= The request =
Tally the lines that contain the string "有感情地朗读这首诗" and state that total without comment.

= Dataset records =
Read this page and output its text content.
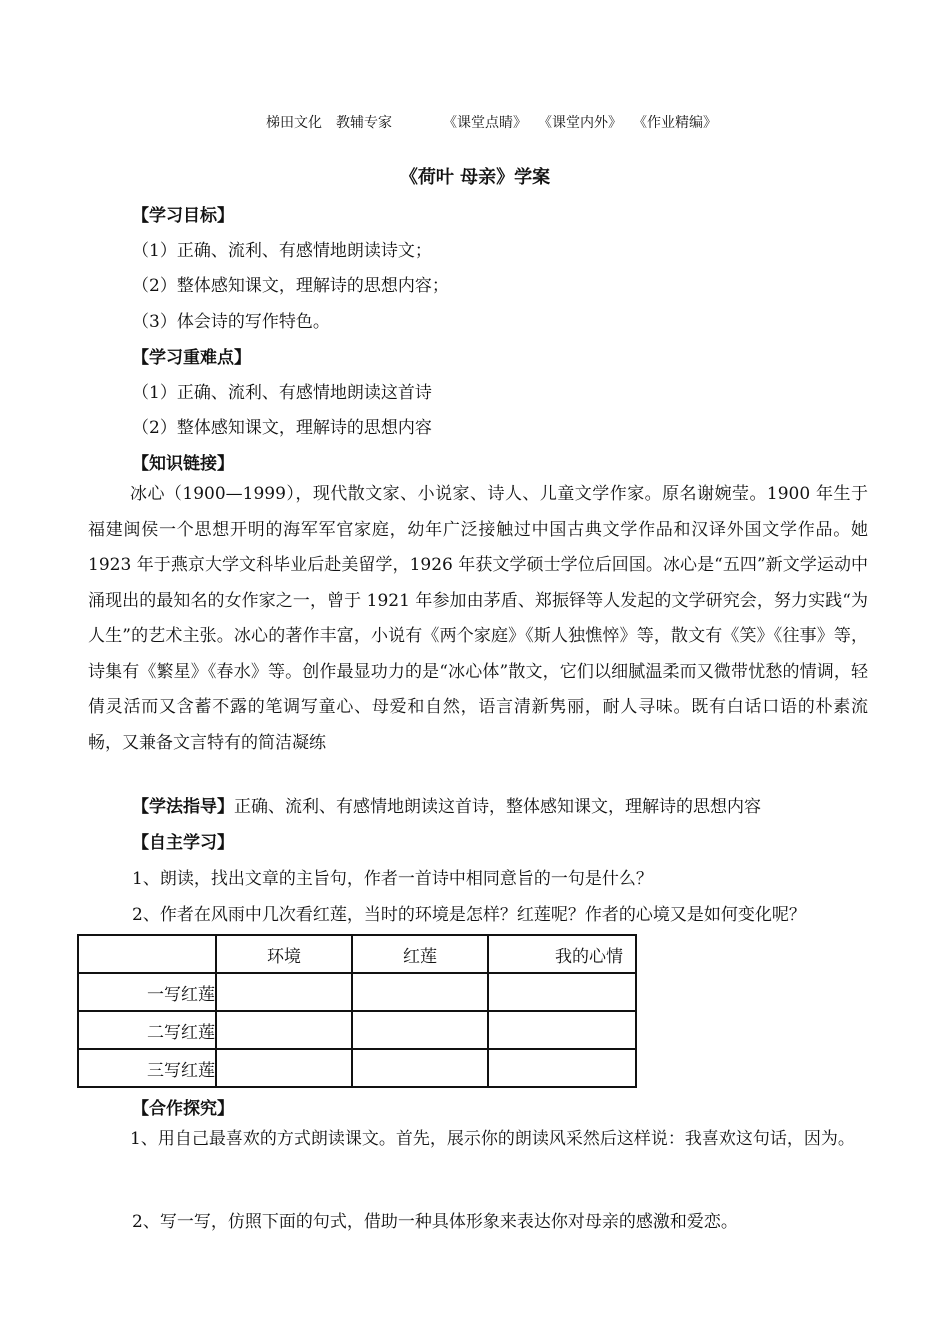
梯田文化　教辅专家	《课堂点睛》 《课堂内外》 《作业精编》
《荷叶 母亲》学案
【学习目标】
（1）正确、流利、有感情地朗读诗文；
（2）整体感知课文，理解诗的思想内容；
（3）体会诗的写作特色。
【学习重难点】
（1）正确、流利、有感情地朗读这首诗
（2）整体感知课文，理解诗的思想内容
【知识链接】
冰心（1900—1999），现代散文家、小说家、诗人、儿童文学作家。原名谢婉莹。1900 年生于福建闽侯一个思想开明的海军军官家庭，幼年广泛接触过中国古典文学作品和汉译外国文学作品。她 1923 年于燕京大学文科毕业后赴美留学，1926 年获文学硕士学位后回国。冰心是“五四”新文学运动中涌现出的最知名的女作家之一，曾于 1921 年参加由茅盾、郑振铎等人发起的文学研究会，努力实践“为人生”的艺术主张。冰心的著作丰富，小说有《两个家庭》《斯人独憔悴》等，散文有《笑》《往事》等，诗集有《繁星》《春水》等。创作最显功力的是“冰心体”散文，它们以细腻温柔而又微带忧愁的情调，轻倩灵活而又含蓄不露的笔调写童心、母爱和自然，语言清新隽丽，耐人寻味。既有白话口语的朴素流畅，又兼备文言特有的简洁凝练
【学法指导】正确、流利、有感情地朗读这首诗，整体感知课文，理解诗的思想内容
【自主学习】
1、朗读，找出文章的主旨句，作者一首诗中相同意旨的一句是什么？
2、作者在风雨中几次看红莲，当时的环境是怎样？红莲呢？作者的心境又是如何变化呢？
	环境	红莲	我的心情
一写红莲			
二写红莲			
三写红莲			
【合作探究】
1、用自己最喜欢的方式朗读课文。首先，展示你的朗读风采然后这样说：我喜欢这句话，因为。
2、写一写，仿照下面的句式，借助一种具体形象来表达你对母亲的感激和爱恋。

--

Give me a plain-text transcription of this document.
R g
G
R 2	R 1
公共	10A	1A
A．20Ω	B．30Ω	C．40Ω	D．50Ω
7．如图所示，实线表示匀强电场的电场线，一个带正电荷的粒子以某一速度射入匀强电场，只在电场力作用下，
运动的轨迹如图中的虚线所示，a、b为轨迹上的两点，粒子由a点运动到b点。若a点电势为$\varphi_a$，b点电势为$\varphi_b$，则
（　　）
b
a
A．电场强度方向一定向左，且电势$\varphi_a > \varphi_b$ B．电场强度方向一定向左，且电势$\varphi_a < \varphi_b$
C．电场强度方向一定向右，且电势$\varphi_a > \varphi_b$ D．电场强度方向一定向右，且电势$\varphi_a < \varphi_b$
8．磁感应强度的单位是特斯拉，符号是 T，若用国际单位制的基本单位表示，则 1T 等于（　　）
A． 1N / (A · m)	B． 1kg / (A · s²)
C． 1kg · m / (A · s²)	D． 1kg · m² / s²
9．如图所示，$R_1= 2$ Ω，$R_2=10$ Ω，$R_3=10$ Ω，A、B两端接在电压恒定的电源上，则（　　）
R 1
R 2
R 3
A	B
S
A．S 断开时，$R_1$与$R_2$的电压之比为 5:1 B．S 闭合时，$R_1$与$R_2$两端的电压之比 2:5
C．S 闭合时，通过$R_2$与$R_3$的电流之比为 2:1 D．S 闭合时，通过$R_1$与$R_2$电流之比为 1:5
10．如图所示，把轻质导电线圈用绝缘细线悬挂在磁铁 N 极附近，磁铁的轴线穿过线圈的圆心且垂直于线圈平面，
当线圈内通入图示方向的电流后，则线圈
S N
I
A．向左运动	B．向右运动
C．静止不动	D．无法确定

= Response to the task =
2